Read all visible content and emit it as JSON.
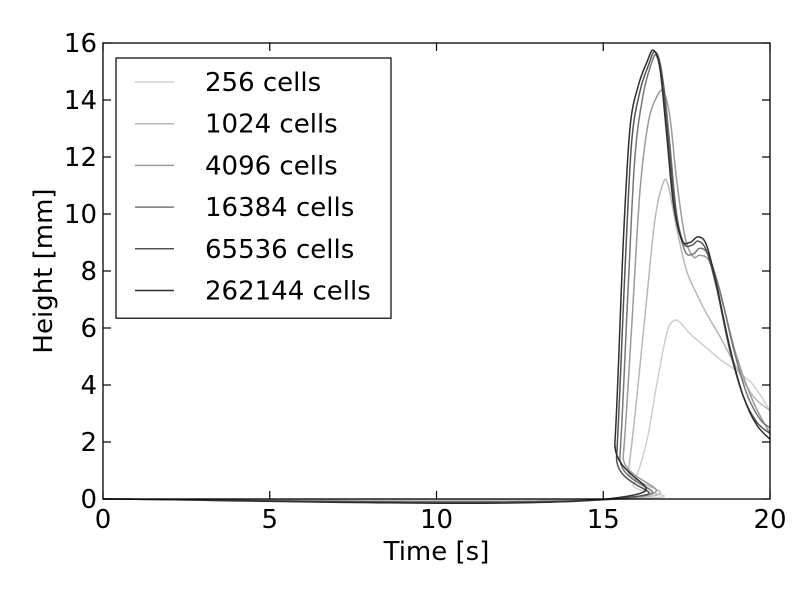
{
  "chart_data": {
    "type": "line",
    "xlabel": "Time [s]",
    "ylabel": "Height [mm]",
    "xlim": [
      0,
      20
    ],
    "ylim": [
      0,
      16
    ],
    "xticks": [
      0,
      5,
      10,
      15,
      20
    ],
    "yticks": [
      0,
      2,
      4,
      6,
      8,
      10,
      12,
      14,
      16
    ],
    "grid": false,
    "legend_position": "top-left",
    "series": [
      {
        "name": "256 cells",
        "color": "#cfcfcf",
        "points": [
          [
            0,
            0
          ],
          [
            15.6,
            0
          ],
          [
            15.9,
            0.5
          ],
          [
            16.3,
            2.0
          ],
          [
            16.6,
            4.0
          ],
          [
            16.9,
            5.8
          ],
          [
            17.1,
            6.25
          ],
          [
            17.3,
            6.2
          ],
          [
            17.6,
            5.8
          ],
          [
            18.0,
            5.4
          ],
          [
            18.5,
            4.9
          ],
          [
            19.0,
            4.5
          ],
          [
            19.5,
            4.0
          ],
          [
            20,
            3.1
          ]
        ]
      },
      {
        "name": "1024 cells",
        "color": "#b8b8b8",
        "points": [
          [
            0,
            0
          ],
          [
            15.5,
            0
          ],
          [
            15.75,
            1.0
          ],
          [
            16.0,
            3.5
          ],
          [
            16.3,
            7.0
          ],
          [
            16.55,
            9.8
          ],
          [
            16.8,
            11.1
          ],
          [
            16.95,
            11.0
          ],
          [
            17.2,
            9.5
          ],
          [
            17.5,
            8.0
          ],
          [
            17.8,
            7.2
          ],
          [
            18.1,
            6.5
          ],
          [
            18.5,
            5.7
          ],
          [
            19.0,
            4.6
          ],
          [
            19.5,
            3.6
          ],
          [
            20,
            3.1
          ]
        ]
      },
      {
        "name": "4096 cells",
        "color": "#9a9a9a",
        "points": [
          [
            0,
            0
          ],
          [
            15.4,
            0
          ],
          [
            15.6,
            1.5
          ],
          [
            15.85,
            6.0
          ],
          [
            16.1,
            10.8
          ],
          [
            16.35,
            13.2
          ],
          [
            16.6,
            14.1
          ],
          [
            16.8,
            14.3
          ],
          [
            17.0,
            13.4
          ],
          [
            17.2,
            11.2
          ],
          [
            17.45,
            9.2
          ],
          [
            17.7,
            8.5
          ],
          [
            17.9,
            8.55
          ],
          [
            18.2,
            8.3
          ],
          [
            18.6,
            6.8
          ],
          [
            19.0,
            5.0
          ],
          [
            19.5,
            3.4
          ],
          [
            20,
            2.3
          ]
        ]
      },
      {
        "name": "16384 cells",
        "color": "#777777",
        "points": [
          [
            0,
            0
          ],
          [
            15.3,
            0
          ],
          [
            15.5,
            1.5
          ],
          [
            15.75,
            7.5
          ],
          [
            15.95,
            12.0
          ],
          [
            16.2,
            14.2
          ],
          [
            16.45,
            15.3
          ],
          [
            16.6,
            15.55
          ],
          [
            16.8,
            14.6
          ],
          [
            17.0,
            12.4
          ],
          [
            17.2,
            10.0
          ],
          [
            17.45,
            8.7
          ],
          [
            17.7,
            8.6
          ],
          [
            17.9,
            8.8
          ],
          [
            18.15,
            8.55
          ],
          [
            18.5,
            7.3
          ],
          [
            18.9,
            5.3
          ],
          [
            19.3,
            3.7
          ],
          [
            19.7,
            2.8
          ],
          [
            20,
            2.5
          ]
        ]
      },
      {
        "name": "65536 cells",
        "color": "#545454",
        "points": [
          [
            0,
            0
          ],
          [
            15.2,
            0
          ],
          [
            15.4,
            1.5
          ],
          [
            15.65,
            8.0
          ],
          [
            15.85,
            12.5
          ],
          [
            16.1,
            14.3
          ],
          [
            16.35,
            15.2
          ],
          [
            16.55,
            15.7
          ],
          [
            16.75,
            15.0
          ],
          [
            16.95,
            12.7
          ],
          [
            17.15,
            10.3
          ],
          [
            17.4,
            9.0
          ],
          [
            17.65,
            8.9
          ],
          [
            17.85,
            9.05
          ],
          [
            18.1,
            8.7
          ],
          [
            18.4,
            7.4
          ],
          [
            18.8,
            5.2
          ],
          [
            19.2,
            3.6
          ],
          [
            19.6,
            2.7
          ],
          [
            20,
            2.3
          ]
        ]
      },
      {
        "name": "262144 cells",
        "color": "#2e2e2e",
        "points": [
          [
            0,
            0
          ],
          [
            15.1,
            0
          ],
          [
            15.35,
            2.0
          ],
          [
            15.6,
            9.0
          ],
          [
            15.8,
            13.0
          ],
          [
            16.05,
            14.5
          ],
          [
            16.3,
            15.3
          ],
          [
            16.5,
            15.75
          ],
          [
            16.7,
            15.1
          ],
          [
            16.9,
            12.8
          ],
          [
            17.1,
            10.4
          ],
          [
            17.35,
            9.1
          ],
          [
            17.6,
            9.0
          ],
          [
            17.85,
            9.2
          ],
          [
            18.1,
            8.9
          ],
          [
            18.4,
            7.5
          ],
          [
            18.8,
            5.3
          ],
          [
            19.2,
            3.6
          ],
          [
            19.6,
            2.6
          ],
          [
            20,
            2.1
          ]
        ]
      }
    ]
  }
}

- - -

**WHAT YOU ARE ASKED TO DO:** Set down all of the entries precisely and keep the pictures out of the copy.

**TASK SOLUTION:**
Read all visible content and emit it as JSON.
{
  "chart_data": {
    "type": "line",
    "xlabel": "Time [s]",
    "ylabel": "Height [mm]",
    "xlim": [
      0,
      20
    ],
    "ylim": [
      0,
      16
    ],
    "xticks": [
      0,
      5,
      10,
      15,
      20
    ],
    "yticks": [
      0,
      2,
      4,
      6,
      8,
      10,
      12,
      14,
      16
    ],
    "grid": false,
    "legend_position": "top-left",
    "series": [
      {
        "name": "256 cells",
        "color": "#cfcfcf",
        "points": [
          [
            0,
            0
          ],
          [
            15.6,
            0
          ],
          [
            15.9,
            0.5
          ],
          [
            16.3,
            2.0
          ],
          [
            16.6,
            4.0
          ],
          [
            16.9,
            5.8
          ],
          [
            17.1,
            6.25
          ],
          [
            17.3,
            6.2
          ],
          [
            17.6,
            5.8
          ],
          [
            18.0,
            5.4
          ],
          [
            18.5,
            4.9
          ],
          [
            19.0,
            4.5
          ],
          [
            19.5,
            4.0
          ],
          [
            20,
            3.1
          ]
        ]
      },
      {
        "name": "1024 cells",
        "color": "#b8b8b8",
        "points": [
          [
            0,
            0
          ],
          [
            15.5,
            0
          ],
          [
            15.75,
            1.0
          ],
          [
            16.0,
            3.5
          ],
          [
            16.3,
            7.0
          ],
          [
            16.55,
            9.8
          ],
          [
            16.8,
            11.1
          ],
          [
            16.95,
            11.0
          ],
          [
            17.2,
            9.5
          ],
          [
            17.5,
            8.0
          ],
          [
            17.8,
            7.2
          ],
          [
            18.1,
            6.5
          ],
          [
            18.5,
            5.7
          ],
          [
            19.0,
            4.6
          ],
          [
            19.5,
            3.6
          ],
          [
            20,
            3.1
          ]
        ]
      },
      {
        "name": "4096 cells",
        "color": "#9a9a9a",
        "points": [
          [
            0,
            0
          ],
          [
            15.4,
            0
          ],
          [
            15.6,
            1.5
          ],
          [
            15.85,
            6.0
          ],
          [
            16.1,
            10.8
          ],
          [
            16.35,
            13.2
          ],
          [
            16.6,
            14.1
          ],
          [
            16.8,
            14.3
          ],
          [
            17.0,
            13.4
          ],
          [
            17.2,
            11.2
          ],
          [
            17.45,
            9.2
          ],
          [
            17.7,
            8.5
          ],
          [
            17.9,
            8.55
          ],
          [
            18.2,
            8.3
          ],
          [
            18.6,
            6.8
          ],
          [
            19.0,
            5.0
          ],
          [
            19.5,
            3.4
          ],
          [
            20,
            2.3
          ]
        ]
      },
      {
        "name": "16384 cells",
        "color": "#777777",
        "points": [
          [
            0,
            0
          ],
          [
            15.3,
            0
          ],
          [
            15.5,
            1.5
          ],
          [
            15.75,
            7.5
          ],
          [
            15.95,
            12.0
          ],
          [
            16.2,
            14.2
          ],
          [
            16.45,
            15.3
          ],
          [
            16.6,
            15.55
          ],
          [
            16.8,
            14.6
          ],
          [
            17.0,
            12.4
          ],
          [
            17.2,
            10.0
          ],
          [
            17.45,
            8.7
          ],
          [
            17.7,
            8.6
          ],
          [
            17.9,
            8.8
          ],
          [
            18.15,
            8.55
          ],
          [
            18.5,
            7.3
          ],
          [
            18.9,
            5.3
          ],
          [
            19.3,
            3.7
          ],
          [
            19.7,
            2.8
          ],
          [
            20,
            2.5
          ]
        ]
      },
      {
        "name": "65536 cells",
        "color": "#545454",
        "points": [
          [
            0,
            0
          ],
          [
            15.2,
            0
          ],
          [
            15.4,
            1.5
          ],
          [
            15.65,
            8.0
          ],
          [
            15.85,
            12.5
          ],
          [
            16.1,
            14.3
          ],
          [
            16.35,
            15.2
          ],
          [
            16.55,
            15.7
          ],
          [
            16.75,
            15.0
          ],
          [
            16.95,
            12.7
          ],
          [
            17.15,
            10.3
          ],
          [
            17.4,
            9.0
          ],
          [
            17.65,
            8.9
          ],
          [
            17.85,
            9.05
          ],
          [
            18.1,
            8.7
          ],
          [
            18.4,
            7.4
          ],
          [
            18.8,
            5.2
          ],
          [
            19.2,
            3.6
          ],
          [
            19.6,
            2.7
          ],
          [
            20,
            2.3
          ]
        ]
      },
      {
        "name": "262144 cells",
        "color": "#2e2e2e",
        "points": [
          [
            0,
            0
          ],
          [
            15.1,
            0
          ],
          [
            15.35,
            2.0
          ],
          [
            15.6,
            9.0
          ],
          [
            15.8,
            13.0
          ],
          [
            16.05,
            14.5
          ],
          [
            16.3,
            15.3
          ],
          [
            16.5,
            15.75
          ],
          [
            16.7,
            15.1
          ],
          [
            16.9,
            12.8
          ],
          [
            17.1,
            10.4
          ],
          [
            17.35,
            9.1
          ],
          [
            17.6,
            9.0
          ],
          [
            17.85,
            9.2
          ],
          [
            18.1,
            8.9
          ],
          [
            18.4,
            7.5
          ],
          [
            18.8,
            5.3
          ],
          [
            19.2,
            3.6
          ],
          [
            19.6,
            2.6
          ],
          [
            20,
            2.1
          ]
        ]
      }
    ]
  }
}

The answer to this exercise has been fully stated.